Data for this task >>
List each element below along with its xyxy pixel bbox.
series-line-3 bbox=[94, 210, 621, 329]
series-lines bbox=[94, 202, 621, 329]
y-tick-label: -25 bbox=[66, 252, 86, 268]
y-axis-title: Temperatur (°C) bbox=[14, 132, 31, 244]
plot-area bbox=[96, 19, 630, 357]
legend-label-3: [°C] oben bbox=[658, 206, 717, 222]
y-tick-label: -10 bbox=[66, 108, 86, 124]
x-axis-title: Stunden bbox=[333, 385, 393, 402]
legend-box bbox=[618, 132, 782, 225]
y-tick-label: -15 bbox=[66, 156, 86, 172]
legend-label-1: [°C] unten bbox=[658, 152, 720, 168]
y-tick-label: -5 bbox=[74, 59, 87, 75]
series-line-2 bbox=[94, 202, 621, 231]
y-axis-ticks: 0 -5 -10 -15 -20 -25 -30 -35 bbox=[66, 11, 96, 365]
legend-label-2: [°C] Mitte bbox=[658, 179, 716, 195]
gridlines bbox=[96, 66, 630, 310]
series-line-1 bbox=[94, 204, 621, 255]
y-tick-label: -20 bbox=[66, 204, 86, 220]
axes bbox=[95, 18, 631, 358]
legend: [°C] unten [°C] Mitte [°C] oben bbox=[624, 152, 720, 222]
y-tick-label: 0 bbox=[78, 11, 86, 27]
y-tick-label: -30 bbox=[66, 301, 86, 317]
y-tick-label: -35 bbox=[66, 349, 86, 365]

Goal >>
Rewrite the lines from the start of the entries up to and including the line with "axes bbox=[95, 18, 631, 358]", changing "Stunden" to "Hours" and leaving everything else as it is.

Solution to this task >>
List each element below along with its xyxy pixel bbox.
series-line-3 bbox=[94, 210, 621, 329]
series-lines bbox=[94, 202, 621, 329]
y-tick-label: -25 bbox=[66, 252, 86, 268]
y-axis-title: Temperatur (°C) bbox=[14, 132, 31, 244]
plot-area bbox=[96, 19, 630, 357]
legend-label-3: [°C] oben bbox=[658, 206, 717, 222]
y-tick-label: -10 bbox=[66, 108, 86, 124]
x-axis-title: Hours bbox=[333, 385, 393, 402]
legend-box bbox=[618, 132, 782, 225]
y-tick-label: -15 bbox=[66, 156, 86, 172]
legend-label-1: [°C] unten bbox=[658, 152, 720, 168]
y-tick-label: -5 bbox=[74, 59, 87, 75]
series-line-2 bbox=[94, 202, 621, 231]
y-axis-ticks: 0 -5 -10 -15 -20 -25 -30 -35 bbox=[66, 11, 96, 365]
legend-label-2: [°C] Mitte bbox=[658, 179, 716, 195]
gridlines bbox=[96, 66, 630, 310]
series-line-1 bbox=[94, 204, 621, 255]
y-tick-label: -20 bbox=[66, 204, 86, 220]
axes bbox=[95, 18, 631, 358]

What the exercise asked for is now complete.